What you are asked to do: Extract each line of the data and write it out again exactly.

-- start --

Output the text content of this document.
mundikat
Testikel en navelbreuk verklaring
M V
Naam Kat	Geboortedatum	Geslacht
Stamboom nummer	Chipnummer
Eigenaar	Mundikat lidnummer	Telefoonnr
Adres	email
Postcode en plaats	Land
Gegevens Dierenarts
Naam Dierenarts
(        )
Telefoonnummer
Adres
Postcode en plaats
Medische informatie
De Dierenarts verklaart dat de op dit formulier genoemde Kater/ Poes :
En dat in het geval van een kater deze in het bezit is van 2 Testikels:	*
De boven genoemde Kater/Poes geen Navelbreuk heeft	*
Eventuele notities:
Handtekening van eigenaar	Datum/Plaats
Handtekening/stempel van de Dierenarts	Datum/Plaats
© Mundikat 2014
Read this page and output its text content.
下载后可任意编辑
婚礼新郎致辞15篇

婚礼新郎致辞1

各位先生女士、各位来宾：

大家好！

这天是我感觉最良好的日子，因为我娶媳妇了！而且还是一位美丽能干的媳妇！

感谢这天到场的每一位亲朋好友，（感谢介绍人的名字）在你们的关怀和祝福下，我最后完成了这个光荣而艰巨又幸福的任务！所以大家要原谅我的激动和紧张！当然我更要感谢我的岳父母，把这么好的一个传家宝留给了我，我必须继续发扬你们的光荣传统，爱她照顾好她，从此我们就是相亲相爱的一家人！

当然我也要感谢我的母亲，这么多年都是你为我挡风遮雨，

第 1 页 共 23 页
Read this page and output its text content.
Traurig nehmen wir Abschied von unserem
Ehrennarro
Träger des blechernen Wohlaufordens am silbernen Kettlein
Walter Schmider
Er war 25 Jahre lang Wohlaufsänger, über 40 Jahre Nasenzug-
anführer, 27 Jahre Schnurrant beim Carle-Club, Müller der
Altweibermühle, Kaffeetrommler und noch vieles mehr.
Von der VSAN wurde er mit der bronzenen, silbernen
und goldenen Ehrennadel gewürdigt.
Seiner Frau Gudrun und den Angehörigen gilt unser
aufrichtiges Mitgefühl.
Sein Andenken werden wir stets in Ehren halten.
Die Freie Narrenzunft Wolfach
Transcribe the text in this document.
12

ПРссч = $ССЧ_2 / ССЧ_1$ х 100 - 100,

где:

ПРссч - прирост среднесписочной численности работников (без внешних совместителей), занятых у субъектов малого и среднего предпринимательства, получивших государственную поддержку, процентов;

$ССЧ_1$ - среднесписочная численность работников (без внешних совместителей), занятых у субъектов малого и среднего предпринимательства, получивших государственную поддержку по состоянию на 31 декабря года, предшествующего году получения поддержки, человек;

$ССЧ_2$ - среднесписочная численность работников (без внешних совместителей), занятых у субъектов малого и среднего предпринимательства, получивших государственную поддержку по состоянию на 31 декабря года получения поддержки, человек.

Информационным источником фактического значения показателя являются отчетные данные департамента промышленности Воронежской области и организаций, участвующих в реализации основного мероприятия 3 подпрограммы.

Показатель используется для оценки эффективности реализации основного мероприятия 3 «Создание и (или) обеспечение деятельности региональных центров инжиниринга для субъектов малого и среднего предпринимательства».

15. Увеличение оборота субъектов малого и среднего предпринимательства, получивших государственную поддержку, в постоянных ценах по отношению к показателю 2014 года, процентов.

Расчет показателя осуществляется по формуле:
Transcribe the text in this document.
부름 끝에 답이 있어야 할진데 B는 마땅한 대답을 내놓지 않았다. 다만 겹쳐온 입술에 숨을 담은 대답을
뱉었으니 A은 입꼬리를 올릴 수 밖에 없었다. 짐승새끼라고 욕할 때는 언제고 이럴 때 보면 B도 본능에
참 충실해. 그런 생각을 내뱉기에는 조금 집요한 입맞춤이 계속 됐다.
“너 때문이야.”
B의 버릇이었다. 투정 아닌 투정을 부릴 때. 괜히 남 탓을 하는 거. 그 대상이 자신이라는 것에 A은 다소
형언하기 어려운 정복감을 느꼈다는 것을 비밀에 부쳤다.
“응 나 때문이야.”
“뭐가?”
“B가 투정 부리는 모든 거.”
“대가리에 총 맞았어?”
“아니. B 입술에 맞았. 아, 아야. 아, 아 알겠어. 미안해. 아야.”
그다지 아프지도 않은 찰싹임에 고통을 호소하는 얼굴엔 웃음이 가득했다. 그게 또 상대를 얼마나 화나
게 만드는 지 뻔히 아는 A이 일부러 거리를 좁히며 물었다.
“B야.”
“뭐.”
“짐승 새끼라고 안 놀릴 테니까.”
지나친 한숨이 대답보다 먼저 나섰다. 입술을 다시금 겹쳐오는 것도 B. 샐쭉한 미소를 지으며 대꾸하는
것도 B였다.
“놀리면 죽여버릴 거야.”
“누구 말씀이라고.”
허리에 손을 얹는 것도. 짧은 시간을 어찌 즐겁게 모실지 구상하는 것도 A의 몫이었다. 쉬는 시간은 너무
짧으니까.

-- end --

Problem solution:
Output the text content of this document.
mundikat
Testikel en navelbreuk verklaring
M V
Naam Kat	Geboortedatum	Geslacht
Stamboom nummer	Chipnummer
Eigenaar	Mundikat lidnummer	Telefoonnr
Adres	email
Postcode en plaats	Land
Gegevens Dierenarts
Naam Dierenarts
(        )
Telefoonnummer
Adres
Postcode en plaats
Medische informatie
De Dierenarts verklaart dat de op dit formulier genoemde Kater/ Poes :
En dat in het geval van een kater deze in het bezit is van 2 Testikels:	*
De boven genoemde Kater/Poes geen Navelbreuk heeft	*
Eventuele notities:
Handtekening van eigenaar	Datum/Plaats
Handtekening/stempel van de Dierenarts	Datum/Plaats
© Mundikat 2014
Read this page and output its text content.
下载后可任意编辑
婚礼新郎致辞15篇

婚礼新郎致辞1

各位先生女士、各位来宾：

大家好！

这天是我感觉最良好的日子，因为我娶媳妇了！而且还是一位美丽能干的媳妇！

感谢这天到场的每一位亲朋好友，（感谢介绍人的名字）在你们的关怀和祝福下，我最后完成了这个光荣而艰巨又幸福的任务！所以大家要原谅我的激动和紧张！当然我更要感谢我的岳父母，把这么好的一个传家宝留给了我，我必须继续发扬你们的光荣传统，爱她照顾好她，从此我们就是相亲相爱的一家人！

当然我也要感谢我的母亲，这么多年都是你为我挡风遮雨，

第 1 页 共 23 页
Read this page and output its text content.
Traurig nehmen wir Abschied von unserem
Ehrennarro
Träger des blechernen Wohlaufordens am silbernen Kettlein
Walter Schmider
Er war 25 Jahre lang Wohlaufsänger, über 40 Jahre Nasenzug-
anführer, 27 Jahre Schnurrant beim Carle-Club, Müller der
Altweibermühle, Kaffeetrommler und noch vieles mehr.
Von der VSAN wurde er mit der bronzenen, silbernen
und goldenen Ehrennadel gewürdigt.
Seiner Frau Gudrun und den Angehörigen gilt unser
aufrichtiges Mitgefühl.
Sein Andenken werden wir stets in Ehren halten.
Die Freie Narrenzunft Wolfach
Transcribe the text in this document.
12

ПРссч = $ССЧ_2 / ССЧ_1$ х 100 - 100,

где:

ПРссч - прирост среднесписочной численности работников (без внешних совместителей), занятых у субъектов малого и среднего предпринимательства, получивших государственную поддержку, процентов;

$ССЧ_1$ - среднесписочная численность работников (без внешних совместителей), занятых у субъектов малого и среднего предпринимательства, получивших государственную поддержку по состоянию на 31 декабря года, предшествующего году получения поддержки, человек;

$ССЧ_2$ - среднесписочная численность работников (без внешних совместителей), занятых у субъектов малого и среднего предпринимательства, получивших государственную поддержку по состоянию на 31 декабря года получения поддержки, человек.

Информационным источником фактического значения показателя являются отчетные данные департамента промышленности Воронежской области и организаций, участвующих в реализации основного мероприятия 3 подпрограммы.

Показатель используется для оценки эффективности реализации основного мероприятия 3 «Создание и (или) обеспечение деятельности региональных центров инжиниринга для субъектов малого и среднего предпринимательства».

15. Увеличение оборота субъектов малого и среднего предпринимательства, получивших государственную поддержку, в постоянных ценах по отношению к показателю 2014 года, процентов.

Расчет показателя осуществляется по формуле:
Transcribe the text in this document.
부름 끝에 답이 있어야 할진데 B는 마땅한 대답을 내놓지 않았다. 다만 겹쳐온 입술에 숨을 담은 대답을
뱉었으니 A은 입꼬리를 올릴 수 밖에 없었다. 짐승새끼라고 욕할 때는 언제고 이럴 때 보면 B도 본능에
참 충실해. 그런 생각을 내뱉기에는 조금 집요한 입맞춤이 계속 됐다.
“너 때문이야.”
B의 버릇이었다. 투정 아닌 투정을 부릴 때. 괜히 남 탓을 하는 거. 그 대상이 자신이라는 것에 A은 다소
형언하기 어려운 정복감을 느꼈다는 것을 비밀에 부쳤다.
“응 나 때문이야.”
“뭐가?”
“B가 투정 부리는 모든 거.”
“대가리에 총 맞았어?”
“아니. B 입술에 맞았. 아, 아야. 아, 아 알겠어. 미안해. 아야.”
그다지 아프지도 않은 찰싹임에 고통을 호소하는 얼굴엔 웃음이 가득했다. 그게 또 상대를 얼마나 화나
게 만드는 지 뻔히 아는 A이 일부러 거리를 좁히며 물었다.
“B야.”
“뭐.”
“짐승 새끼라고 안 놀릴 테니까.”
지나친 한숨이 대답보다 먼저 나섰다. 입술을 다시금 겹쳐오는 것도 B. 샐쭉한 미소를 지으며 대꾸하는
것도 B였다.
“놀리면 죽여버릴 거야.”
“누구 말씀이라고.”
허리에 손을 얹는 것도. 짧은 시간을 어찌 즐겁게 모실지 구상하는 것도 A의 몫이었다. 쉬는 시간은 너무
짧으니까.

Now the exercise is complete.